Schließlich wird auch mit aus dem Kontext gerissenen Details der Depositionen der Zeugin Ab***** (ON 518 S 47) zur Identifizierung der Fußschlepper (vgl dazu US 10) und zur Anwesenheit der Letztgenannten (auch) beim Einsteigen der 53 in der Folge von Ilir H***** nach Österreich transportierten Fremden in das Fahrzeug (US 6 f) keine Unvollständigkeit (Z 5 zweiter Fall) der Begründung in Bezug auf den für die Qualifikation nach § 114 Abs 3 Z 3 FPG erforderlichen Vorsatz (US 7, 12) dargetan.

○ ○ ○

Die Passage aus dem Text oben wortgetreu ausgeben, beginnend bei „Schließlich wird auch“ und endend bei „Vorsatz (US 7, 12) dargetan.“. Die Einträge sind eigenständiges Material und gehören nicht zum Text.

○ ○ ○

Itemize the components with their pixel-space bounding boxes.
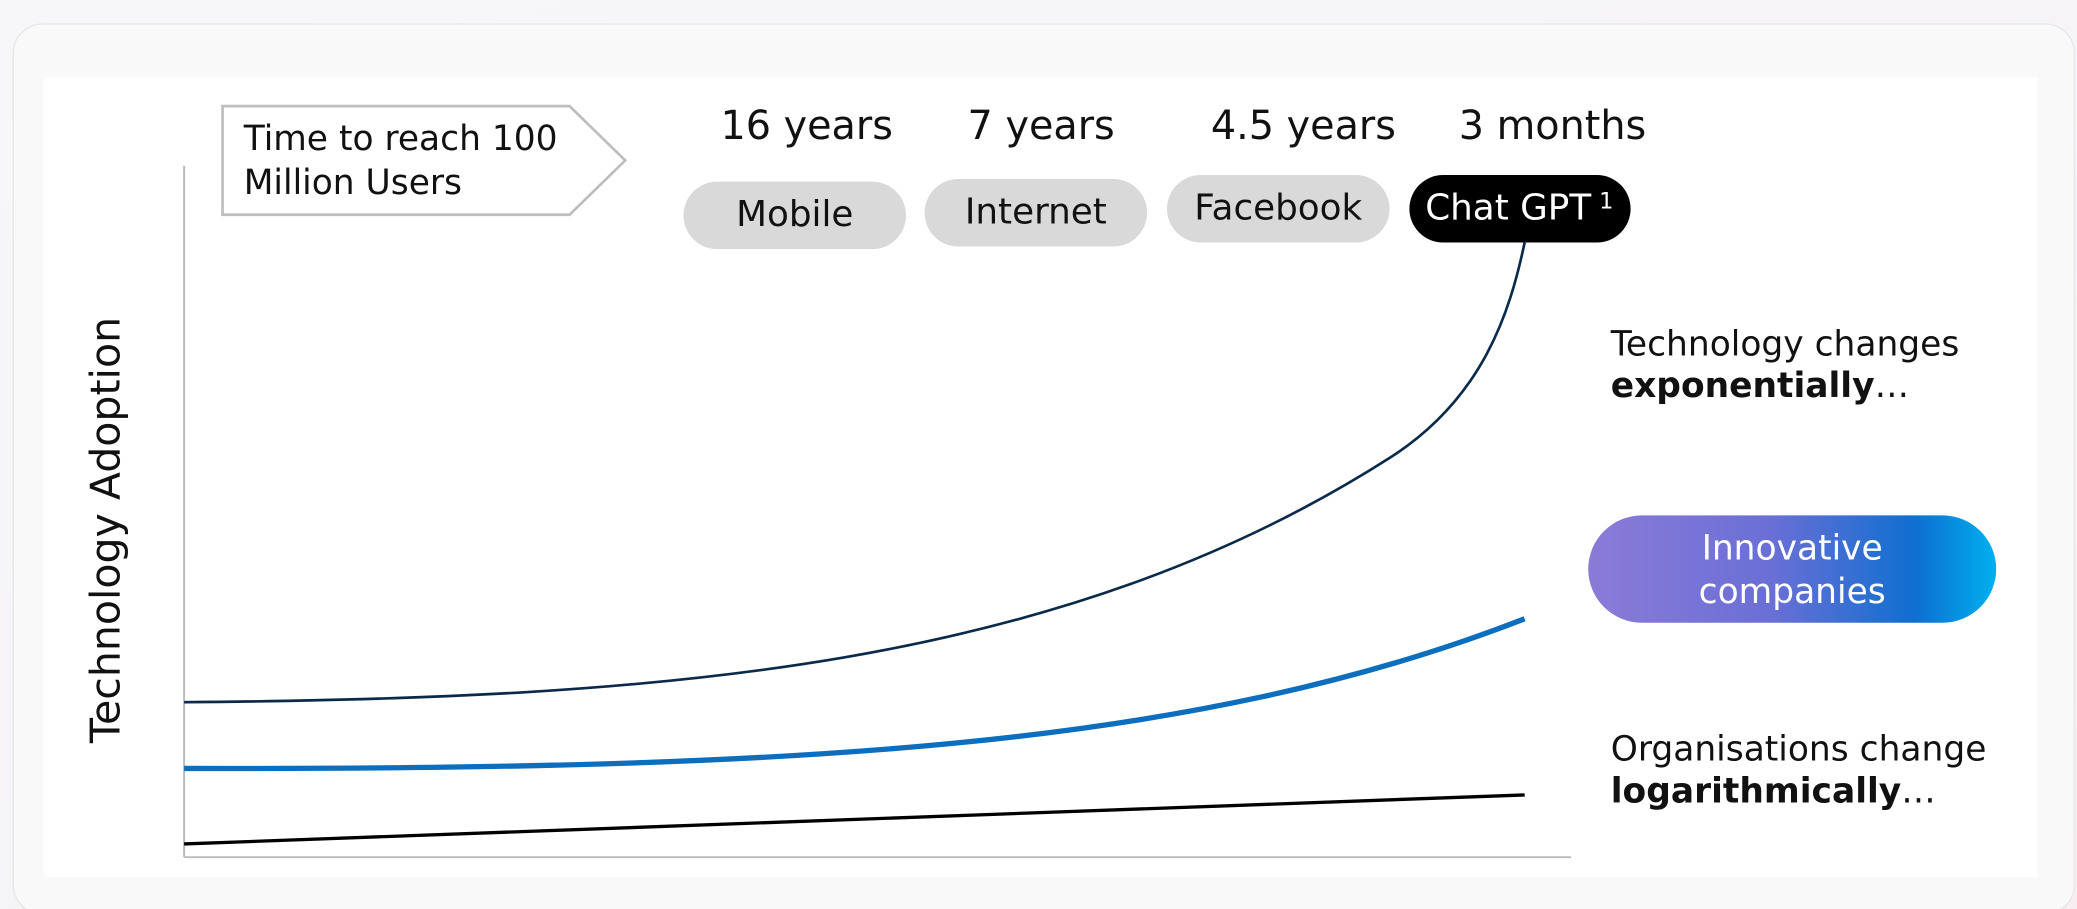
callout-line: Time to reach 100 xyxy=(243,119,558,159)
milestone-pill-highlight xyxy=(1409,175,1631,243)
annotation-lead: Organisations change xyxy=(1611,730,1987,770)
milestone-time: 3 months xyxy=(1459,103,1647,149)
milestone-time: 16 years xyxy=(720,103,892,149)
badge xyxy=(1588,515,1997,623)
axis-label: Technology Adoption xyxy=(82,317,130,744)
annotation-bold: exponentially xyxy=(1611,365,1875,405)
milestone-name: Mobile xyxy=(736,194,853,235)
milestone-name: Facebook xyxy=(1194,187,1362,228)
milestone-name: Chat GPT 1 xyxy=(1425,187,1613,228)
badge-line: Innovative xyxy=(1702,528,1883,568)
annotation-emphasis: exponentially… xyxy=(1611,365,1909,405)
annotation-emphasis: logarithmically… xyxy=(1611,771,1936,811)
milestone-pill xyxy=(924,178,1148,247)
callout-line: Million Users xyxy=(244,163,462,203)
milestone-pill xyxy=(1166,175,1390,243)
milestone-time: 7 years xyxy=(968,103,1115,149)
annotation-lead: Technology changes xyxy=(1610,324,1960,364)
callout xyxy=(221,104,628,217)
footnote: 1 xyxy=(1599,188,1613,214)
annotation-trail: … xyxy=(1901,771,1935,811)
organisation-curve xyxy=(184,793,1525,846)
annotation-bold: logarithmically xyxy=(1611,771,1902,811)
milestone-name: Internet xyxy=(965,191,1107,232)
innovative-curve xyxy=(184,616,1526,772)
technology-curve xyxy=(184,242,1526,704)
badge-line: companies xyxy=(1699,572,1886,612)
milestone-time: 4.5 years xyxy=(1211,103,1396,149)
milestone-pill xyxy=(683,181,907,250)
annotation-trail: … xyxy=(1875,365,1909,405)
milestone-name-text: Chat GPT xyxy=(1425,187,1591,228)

○ ○ ○

LÖSUNG:
Schließlich wird auch mit aus dem Kontext gerissenen Details der Depositionen der Zeugin Ab***** (ON 518 S 47) zur Identifizierung der Fußschlepper (vgl dazu US 10) und zur Anwesenheit der Letztgenannten (auch) beim Einsteigen der 53 in der Folge von Ilir H***** nach Österreich transportierten Fremden in das Fahrzeug (US 6 f) keine Unvollständigkeit (Z 5 zweiter Fall) der Begründung in Bezug auf den für die Qualifikation nach § 114 Abs 3 Z 3 FPG erforderlichen Vorsatz (US 7, 12) dargetan.